**WRITTEN PROBLEM:** Write out each record again exactly as it stands.

[Items listed in a dataset]
————————
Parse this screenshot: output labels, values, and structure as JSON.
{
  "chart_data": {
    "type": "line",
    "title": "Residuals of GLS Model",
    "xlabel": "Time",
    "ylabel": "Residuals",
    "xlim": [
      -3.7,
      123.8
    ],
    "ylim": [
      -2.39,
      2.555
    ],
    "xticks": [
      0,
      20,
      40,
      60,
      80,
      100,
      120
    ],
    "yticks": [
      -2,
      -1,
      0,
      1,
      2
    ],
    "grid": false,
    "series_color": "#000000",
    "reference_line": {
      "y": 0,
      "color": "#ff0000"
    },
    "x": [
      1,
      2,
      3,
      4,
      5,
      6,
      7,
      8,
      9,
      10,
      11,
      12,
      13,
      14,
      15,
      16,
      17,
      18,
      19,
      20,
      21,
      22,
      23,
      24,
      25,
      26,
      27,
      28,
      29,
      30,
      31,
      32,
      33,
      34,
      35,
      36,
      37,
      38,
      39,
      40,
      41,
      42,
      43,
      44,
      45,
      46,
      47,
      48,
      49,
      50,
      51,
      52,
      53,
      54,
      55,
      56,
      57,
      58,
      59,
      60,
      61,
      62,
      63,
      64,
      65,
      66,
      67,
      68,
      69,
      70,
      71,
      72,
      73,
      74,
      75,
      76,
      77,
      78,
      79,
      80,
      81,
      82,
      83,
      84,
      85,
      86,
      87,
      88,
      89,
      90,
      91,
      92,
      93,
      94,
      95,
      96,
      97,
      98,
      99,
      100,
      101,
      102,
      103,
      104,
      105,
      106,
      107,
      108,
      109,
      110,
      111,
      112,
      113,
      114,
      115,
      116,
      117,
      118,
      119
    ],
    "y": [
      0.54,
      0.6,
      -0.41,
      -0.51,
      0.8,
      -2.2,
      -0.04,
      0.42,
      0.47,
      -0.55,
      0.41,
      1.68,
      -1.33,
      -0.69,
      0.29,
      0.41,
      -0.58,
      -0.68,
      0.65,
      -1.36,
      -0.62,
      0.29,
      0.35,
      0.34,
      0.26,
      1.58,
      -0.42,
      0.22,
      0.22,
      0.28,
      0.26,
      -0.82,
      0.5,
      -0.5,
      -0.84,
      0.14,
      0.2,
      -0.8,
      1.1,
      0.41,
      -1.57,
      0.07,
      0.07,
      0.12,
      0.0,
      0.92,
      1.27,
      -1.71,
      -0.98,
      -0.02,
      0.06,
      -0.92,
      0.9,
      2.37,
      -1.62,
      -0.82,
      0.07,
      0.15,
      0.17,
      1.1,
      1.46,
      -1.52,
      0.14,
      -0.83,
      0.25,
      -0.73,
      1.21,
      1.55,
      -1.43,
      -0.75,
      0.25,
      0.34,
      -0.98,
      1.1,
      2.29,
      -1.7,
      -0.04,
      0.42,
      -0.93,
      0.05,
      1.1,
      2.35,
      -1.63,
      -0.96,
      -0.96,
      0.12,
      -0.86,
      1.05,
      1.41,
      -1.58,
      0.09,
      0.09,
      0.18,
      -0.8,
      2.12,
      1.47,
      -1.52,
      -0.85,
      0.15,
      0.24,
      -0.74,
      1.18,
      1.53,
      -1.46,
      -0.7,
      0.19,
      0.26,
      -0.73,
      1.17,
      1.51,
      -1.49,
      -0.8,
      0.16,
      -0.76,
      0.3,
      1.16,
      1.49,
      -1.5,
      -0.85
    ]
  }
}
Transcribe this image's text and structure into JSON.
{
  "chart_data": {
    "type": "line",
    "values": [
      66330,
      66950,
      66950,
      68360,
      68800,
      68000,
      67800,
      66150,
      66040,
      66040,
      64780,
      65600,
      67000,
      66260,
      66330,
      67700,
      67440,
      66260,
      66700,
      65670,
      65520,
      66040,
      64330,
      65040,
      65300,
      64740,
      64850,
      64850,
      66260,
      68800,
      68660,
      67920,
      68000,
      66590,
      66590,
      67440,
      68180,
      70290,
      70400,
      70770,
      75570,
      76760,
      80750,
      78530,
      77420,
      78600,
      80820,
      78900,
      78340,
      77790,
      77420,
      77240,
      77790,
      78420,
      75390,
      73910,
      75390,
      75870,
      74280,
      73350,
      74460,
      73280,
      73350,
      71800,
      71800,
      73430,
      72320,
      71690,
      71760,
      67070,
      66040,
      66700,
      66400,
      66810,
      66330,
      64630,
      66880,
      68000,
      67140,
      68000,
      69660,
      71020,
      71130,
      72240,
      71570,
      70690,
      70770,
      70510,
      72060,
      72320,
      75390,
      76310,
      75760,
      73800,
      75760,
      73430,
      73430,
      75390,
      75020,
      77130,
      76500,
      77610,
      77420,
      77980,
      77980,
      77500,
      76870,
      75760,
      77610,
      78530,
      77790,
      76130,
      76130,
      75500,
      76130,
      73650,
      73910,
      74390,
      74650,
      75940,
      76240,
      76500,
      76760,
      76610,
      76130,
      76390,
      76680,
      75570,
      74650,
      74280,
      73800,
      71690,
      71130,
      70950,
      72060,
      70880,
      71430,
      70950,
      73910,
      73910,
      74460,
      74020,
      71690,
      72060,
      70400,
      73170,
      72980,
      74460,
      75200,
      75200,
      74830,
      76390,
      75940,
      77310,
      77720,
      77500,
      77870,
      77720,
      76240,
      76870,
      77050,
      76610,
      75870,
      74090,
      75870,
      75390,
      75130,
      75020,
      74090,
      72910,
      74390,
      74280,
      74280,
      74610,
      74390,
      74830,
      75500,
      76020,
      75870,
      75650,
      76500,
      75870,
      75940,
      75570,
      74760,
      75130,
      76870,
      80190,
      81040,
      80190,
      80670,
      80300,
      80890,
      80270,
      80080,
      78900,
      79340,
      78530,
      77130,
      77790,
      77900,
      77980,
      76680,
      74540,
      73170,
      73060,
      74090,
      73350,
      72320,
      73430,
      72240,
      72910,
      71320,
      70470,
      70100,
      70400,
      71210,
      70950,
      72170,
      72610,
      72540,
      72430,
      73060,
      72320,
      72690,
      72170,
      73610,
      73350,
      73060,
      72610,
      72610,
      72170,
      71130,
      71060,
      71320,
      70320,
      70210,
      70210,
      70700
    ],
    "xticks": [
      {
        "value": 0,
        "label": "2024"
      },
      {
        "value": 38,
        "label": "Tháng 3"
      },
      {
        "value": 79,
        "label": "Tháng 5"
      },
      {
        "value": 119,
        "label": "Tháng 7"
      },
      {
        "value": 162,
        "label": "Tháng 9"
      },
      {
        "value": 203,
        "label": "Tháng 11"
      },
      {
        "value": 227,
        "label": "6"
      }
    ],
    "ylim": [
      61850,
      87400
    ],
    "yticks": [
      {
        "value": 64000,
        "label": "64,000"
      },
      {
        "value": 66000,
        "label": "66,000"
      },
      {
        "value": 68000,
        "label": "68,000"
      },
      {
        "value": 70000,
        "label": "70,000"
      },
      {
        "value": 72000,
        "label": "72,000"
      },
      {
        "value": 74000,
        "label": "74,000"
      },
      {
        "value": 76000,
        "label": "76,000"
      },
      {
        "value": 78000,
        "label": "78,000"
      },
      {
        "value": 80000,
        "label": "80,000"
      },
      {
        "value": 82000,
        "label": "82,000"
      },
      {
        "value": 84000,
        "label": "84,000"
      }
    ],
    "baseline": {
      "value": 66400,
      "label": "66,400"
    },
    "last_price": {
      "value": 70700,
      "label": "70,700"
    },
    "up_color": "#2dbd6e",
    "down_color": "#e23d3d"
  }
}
————————
**COMPLETE OUTPUT:**
Parse this screenshot: output labels, values, and structure as JSON.
{
  "chart_data": {
    "type": "line",
    "title": "Residuals of GLS Model",
    "xlabel": "Time",
    "ylabel": "Residuals",
    "xlim": [
      -3.7,
      123.8
    ],
    "ylim": [
      -2.39,
      2.555
    ],
    "xticks": [
      0,
      20,
      40,
      60,
      80,
      100,
      120
    ],
    "yticks": [
      -2,
      -1,
      0,
      1,
      2
    ],
    "grid": false,
    "series_color": "#000000",
    "reference_line": {
      "y": 0,
      "color": "#ff0000"
    },
    "x": [
      1,
      2,
      3,
      4,
      5,
      6,
      7,
      8,
      9,
      10,
      11,
      12,
      13,
      14,
      15,
      16,
      17,
      18,
      19,
      20,
      21,
      22,
      23,
      24,
      25,
      26,
      27,
      28,
      29,
      30,
      31,
      32,
      33,
      34,
      35,
      36,
      37,
      38,
      39,
      40,
      41,
      42,
      43,
      44,
      45,
      46,
      47,
      48,
      49,
      50,
      51,
      52,
      53,
      54,
      55,
      56,
      57,
      58,
      59,
      60,
      61,
      62,
      63,
      64,
      65,
      66,
      67,
      68,
      69,
      70,
      71,
      72,
      73,
      74,
      75,
      76,
      77,
      78,
      79,
      80,
      81,
      82,
      83,
      84,
      85,
      86,
      87,
      88,
      89,
      90,
      91,
      92,
      93,
      94,
      95,
      96,
      97,
      98,
      99,
      100,
      101,
      102,
      103,
      104,
      105,
      106,
      107,
      108,
      109,
      110,
      111,
      112,
      113,
      114,
      115,
      116,
      117,
      118,
      119
    ],
    "y": [
      0.54,
      0.6,
      -0.41,
      -0.51,
      0.8,
      -2.2,
      -0.04,
      0.42,
      0.47,
      -0.55,
      0.41,
      1.68,
      -1.33,
      -0.69,
      0.29,
      0.41,
      -0.58,
      -0.68,
      0.65,
      -1.36,
      -0.62,
      0.29,
      0.35,
      0.34,
      0.26,
      1.58,
      -0.42,
      0.22,
      0.22,
      0.28,
      0.26,
      -0.82,
      0.5,
      -0.5,
      -0.84,
      0.14,
      0.2,
      -0.8,
      1.1,
      0.41,
      -1.57,
      0.07,
      0.07,
      0.12,
      0.0,
      0.92,
      1.27,
      -1.71,
      -0.98,
      -0.02,
      0.06,
      -0.92,
      0.9,
      2.37,
      -1.62,
      -0.82,
      0.07,
      0.15,
      0.17,
      1.1,
      1.46,
      -1.52,
      0.14,
      -0.83,
      0.25,
      -0.73,
      1.21,
      1.55,
      -1.43,
      -0.75,
      0.25,
      0.34,
      -0.98,
      1.1,
      2.29,
      -1.7,
      -0.04,
      0.42,
      -0.93,
      0.05,
      1.1,
      2.35,
      -1.63,
      -0.96,
      -0.96,
      0.12,
      -0.86,
      1.05,
      1.41,
      -1.58,
      0.09,
      0.09,
      0.18,
      -0.8,
      2.12,
      1.47,
      -1.52,
      -0.85,
      0.15,
      0.24,
      -0.74,
      1.18,
      1.53,
      -1.46,
      -0.7,
      0.19,
      0.26,
      -0.73,
      1.17,
      1.51,
      -1.49,
      -0.8,
      0.16,
      -0.76,
      0.3,
      1.16,
      1.49,
      -1.5,
      -0.85
    ]
  }
}
Transcribe this image's text and structure into JSON.
{
  "chart_data": {
    "type": "line",
    "values": [
      66330,
      66950,
      66950,
      68360,
      68800,
      68000,
      67800,
      66150,
      66040,
      66040,
      64780,
      65600,
      67000,
      66260,
      66330,
      67700,
      67440,
      66260,
      66700,
      65670,
      65520,
      66040,
      64330,
      65040,
      65300,
      64740,
      64850,
      64850,
      66260,
      68800,
      68660,
      67920,
      68000,
      66590,
      66590,
      67440,
      68180,
      70290,
      70400,
      70770,
      75570,
      76760,
      80750,
      78530,
      77420,
      78600,
      80820,
      78900,
      78340,
      77790,
      77420,
      77240,
      77790,
      78420,
      75390,
      73910,
      75390,
      75870,
      74280,
      73350,
      74460,
      73280,
      73350,
      71800,
      71800,
      73430,
      72320,
      71690,
      71760,
      67070,
      66040,
      66700,
      66400,
      66810,
      66330,
      64630,
      66880,
      68000,
      67140,
      68000,
      69660,
      71020,
      71130,
      72240,
      71570,
      70690,
      70770,
      70510,
      72060,
      72320,
      75390,
      76310,
      75760,
      73800,
      75760,
      73430,
      73430,
      75390,
      75020,
      77130,
      76500,
      77610,
      77420,
      77980,
      77980,
      77500,
      76870,
      75760,
      77610,
      78530,
      77790,
      76130,
      76130,
      75500,
      76130,
      73650,
      73910,
      74390,
      74650,
      75940,
      76240,
      76500,
      76760,
      76610,
      76130,
      76390,
      76680,
      75570,
      74650,
      74280,
      73800,
      71690,
      71130,
      70950,
      72060,
      70880,
      71430,
      70950,
      73910,
      73910,
      74460,
      74020,
      71690,
      72060,
      70400,
      73170,
      72980,
      74460,
      75200,
      75200,
      74830,
      76390,
      75940,
      77310,
      77720,
      77500,
      77870,
      77720,
      76240,
      76870,
      77050,
      76610,
      75870,
      74090,
      75870,
      75390,
      75130,
      75020,
      74090,
      72910,
      74390,
      74280,
      74280,
      74610,
      74390,
      74830,
      75500,
      76020,
      75870,
      75650,
      76500,
      75870,
      75940,
      75570,
      74760,
      75130,
      76870,
      80190,
      81040,
      80190,
      80670,
      80300,
      80890,
      80270,
      80080,
      78900,
      79340,
      78530,
      77130,
      77790,
      77900,
      77980,
      76680,
      74540,
      73170,
      73060,
      74090,
      73350,
      72320,
      73430,
      72240,
      72910,
      71320,
      70470,
      70100,
      70400,
      71210,
      70950,
      72170,
      72610,
      72540,
      72430,
      73060,
      72320,
      72690,
      72170,
      73610,
      73350,
      73060,
      72610,
      72610,
      72170,
      71130,
      71060,
      71320,
      70320,
      70210,
      70210,
      70700
    ],
    "xticks": [
      {
        "value": 0,
        "label": "2024"
      },
      {
        "value": 38,
        "label": "Tháng 3"
      },
      {
        "value": 79,
        "label": "Tháng 5"
      },
      {
        "value": 119,
        "label": "Tháng 7"
      },
      {
        "value": 162,
        "label": "Tháng 9"
      },
      {
        "value": 203,
        "label": "Tháng 11"
      },
      {
        "value": 227,
        "label": "6"
      }
    ],
    "ylim": [
      61850,
      87400
    ],
    "yticks": [
      {
        "value": 64000,
        "label": "64,000"
      },
      {
        "value": 66000,
        "label": "66,000"
      },
      {
        "value": 68000,
        "label": "68,000"
      },
      {
        "value": 70000,
        "label": "70,000"
      },
      {
        "value": 72000,
        "label": "72,000"
      },
      {
        "value": 74000,
        "label": "74,000"
      },
      {
        "value": 76000,
        "label": "76,000"
      },
      {
        "value": 78000,
        "label": "78,000"
      },
      {
        "value": 80000,
        "label": "80,000"
      },
      {
        "value": 82000,
        "label": "82,000"
      },
      {
        "value": 84000,
        "label": "84,000"
      }
    ],
    "baseline": {
      "value": 66400,
      "label": "66,400"
    },
    "last_price": {
      "value": 70700,
      "label": "70,700"
    },
    "up_color": "#2dbd6e",
    "down_color": "#e23d3d"
  }
}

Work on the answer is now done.